### [INSTRUCTION]
Make a verbatim copy of the entries below; pictures stay out.

### [DATA FOR THIS EXERCISE]

——

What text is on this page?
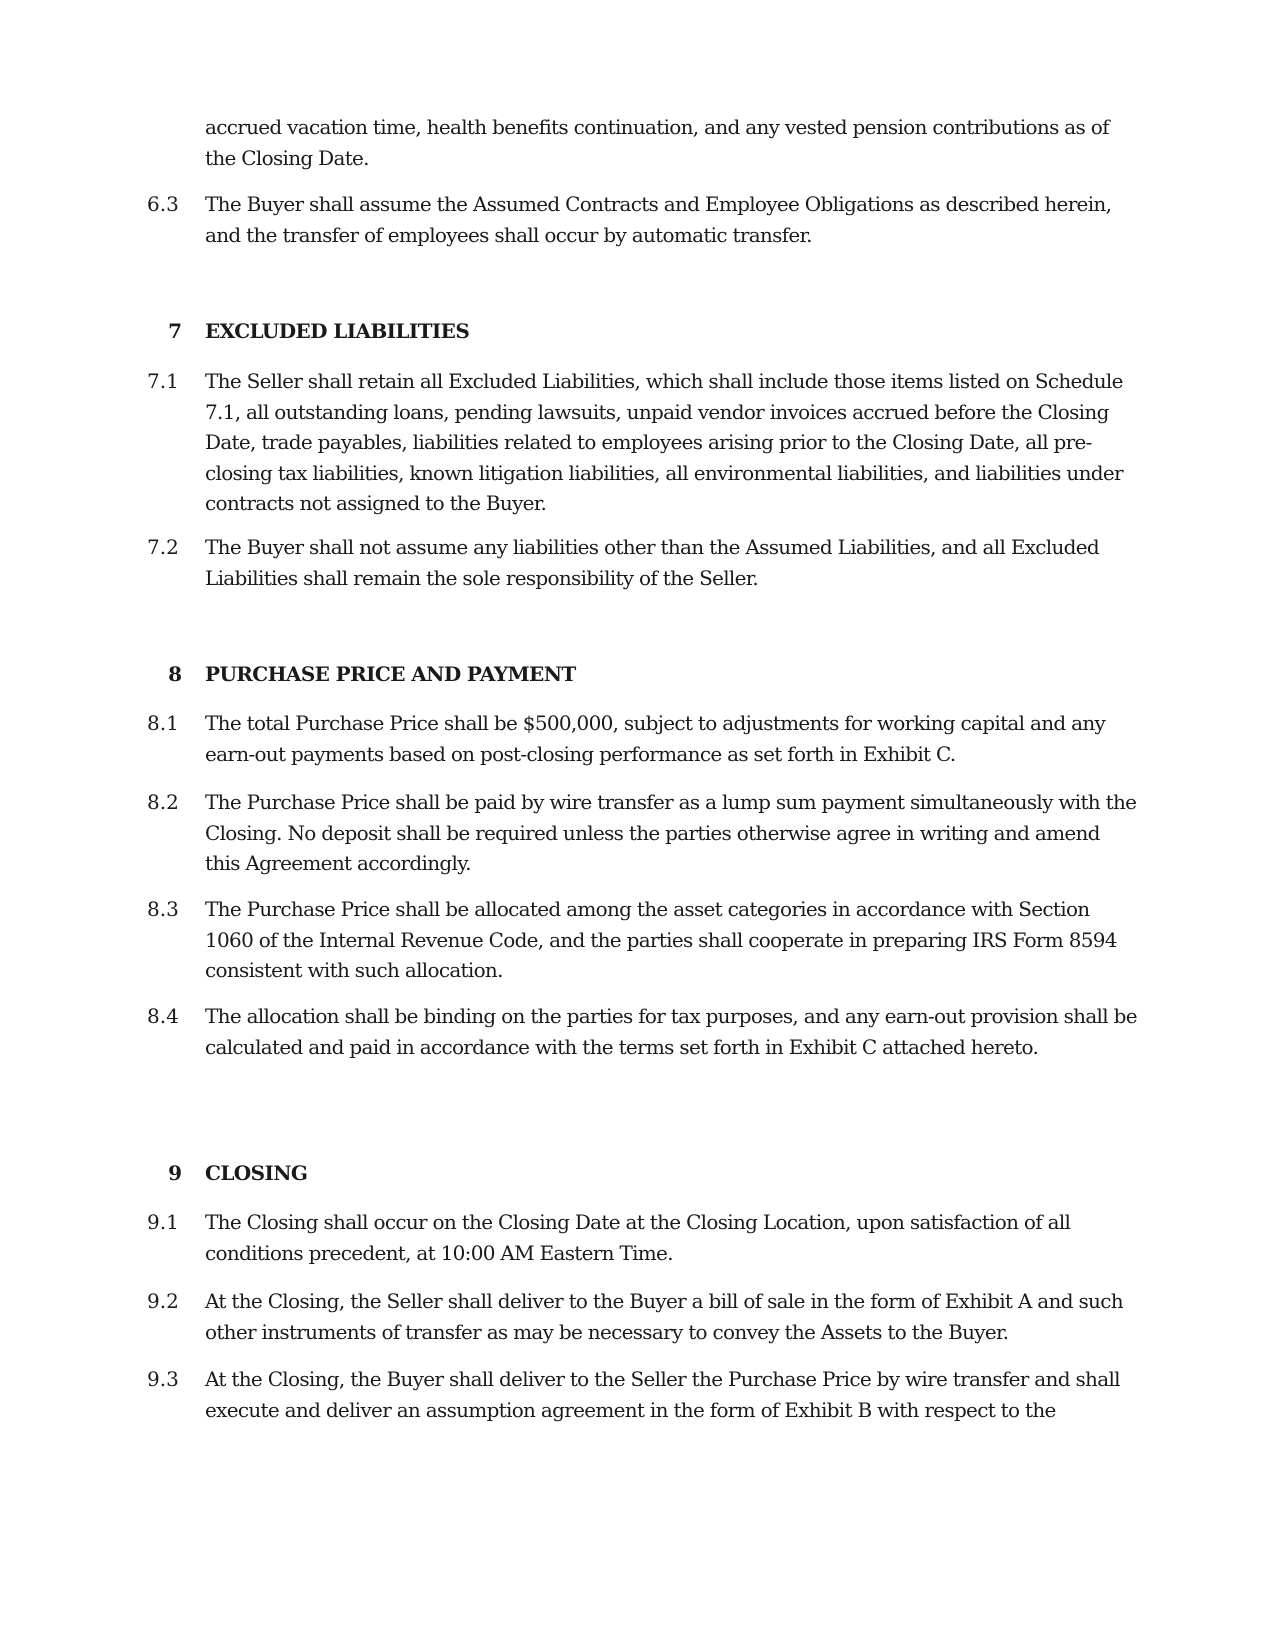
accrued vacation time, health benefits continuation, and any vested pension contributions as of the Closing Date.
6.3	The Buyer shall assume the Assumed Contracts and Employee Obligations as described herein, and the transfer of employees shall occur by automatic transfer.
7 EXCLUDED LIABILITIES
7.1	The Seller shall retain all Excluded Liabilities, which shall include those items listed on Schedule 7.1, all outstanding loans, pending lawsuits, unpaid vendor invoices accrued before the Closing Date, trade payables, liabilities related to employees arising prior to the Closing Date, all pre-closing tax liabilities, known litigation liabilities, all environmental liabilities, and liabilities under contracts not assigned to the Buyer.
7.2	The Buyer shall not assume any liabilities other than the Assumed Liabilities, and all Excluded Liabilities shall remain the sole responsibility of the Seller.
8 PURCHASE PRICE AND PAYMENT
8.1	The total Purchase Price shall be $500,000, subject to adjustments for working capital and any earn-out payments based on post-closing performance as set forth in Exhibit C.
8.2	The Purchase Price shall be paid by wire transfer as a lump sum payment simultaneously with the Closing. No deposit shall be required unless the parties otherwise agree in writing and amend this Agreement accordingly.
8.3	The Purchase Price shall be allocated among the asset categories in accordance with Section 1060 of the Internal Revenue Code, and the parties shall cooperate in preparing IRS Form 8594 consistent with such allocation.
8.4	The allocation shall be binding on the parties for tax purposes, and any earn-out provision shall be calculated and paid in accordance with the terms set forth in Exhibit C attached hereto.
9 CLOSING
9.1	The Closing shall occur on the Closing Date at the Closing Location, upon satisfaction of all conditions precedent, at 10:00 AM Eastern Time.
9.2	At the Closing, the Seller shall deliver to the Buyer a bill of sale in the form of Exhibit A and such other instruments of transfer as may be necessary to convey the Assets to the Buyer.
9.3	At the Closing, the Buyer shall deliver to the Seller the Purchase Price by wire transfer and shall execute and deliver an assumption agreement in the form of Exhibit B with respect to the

——

### [COMPLETE ANSWER]
What text is on this page?
accrued vacation time, health benefits continuation, and any vested pension contributions as of the Closing Date.
6.3	The Buyer shall assume the Assumed Contracts and Employee Obligations as described herein, and the transfer of employees shall occur by automatic transfer.
7 EXCLUDED LIABILITIES
7.1	The Seller shall retain all Excluded Liabilities, which shall include those items listed on Schedule 7.1, all outstanding loans, pending lawsuits, unpaid vendor invoices accrued before the Closing Date, trade payables, liabilities related to employees arising prior to the Closing Date, all pre-closing tax liabilities, known litigation liabilities, all environmental liabilities, and liabilities under contracts not assigned to the Buyer.
7.2	The Buyer shall not assume any liabilities other than the Assumed Liabilities, and all Excluded Liabilities shall remain the sole responsibility of the Seller.
8 PURCHASE PRICE AND PAYMENT
8.1	The total Purchase Price shall be $500,000, subject to adjustments for working capital and any earn-out payments based on post-closing performance as set forth in Exhibit C.
8.2	The Purchase Price shall be paid by wire transfer as a lump sum payment simultaneously with the Closing. No deposit shall be required unless the parties otherwise agree in writing and amend this Agreement accordingly.
8.3	The Purchase Price shall be allocated among the asset categories in accordance with Section 1060 of the Internal Revenue Code, and the parties shall cooperate in preparing IRS Form 8594 consistent with such allocation.
8.4	The allocation shall be binding on the parties for tax purposes, and any earn-out provision shall be calculated and paid in accordance with the terms set forth in Exhibit C attached hereto.
9 CLOSING
9.1	The Closing shall occur on the Closing Date at the Closing Location, upon satisfaction of all conditions precedent, at 10:00 AM Eastern Time.
9.2	At the Closing, the Seller shall deliver to the Buyer a bill of sale in the form of Exhibit A and such other instruments of transfer as may be necessary to convey the Assets to the Buyer.
9.3	At the Closing, the Buyer shall deliver to the Seller the Purchase Price by wire transfer and shall execute and deliver an assumption agreement in the form of Exhibit B with respect to the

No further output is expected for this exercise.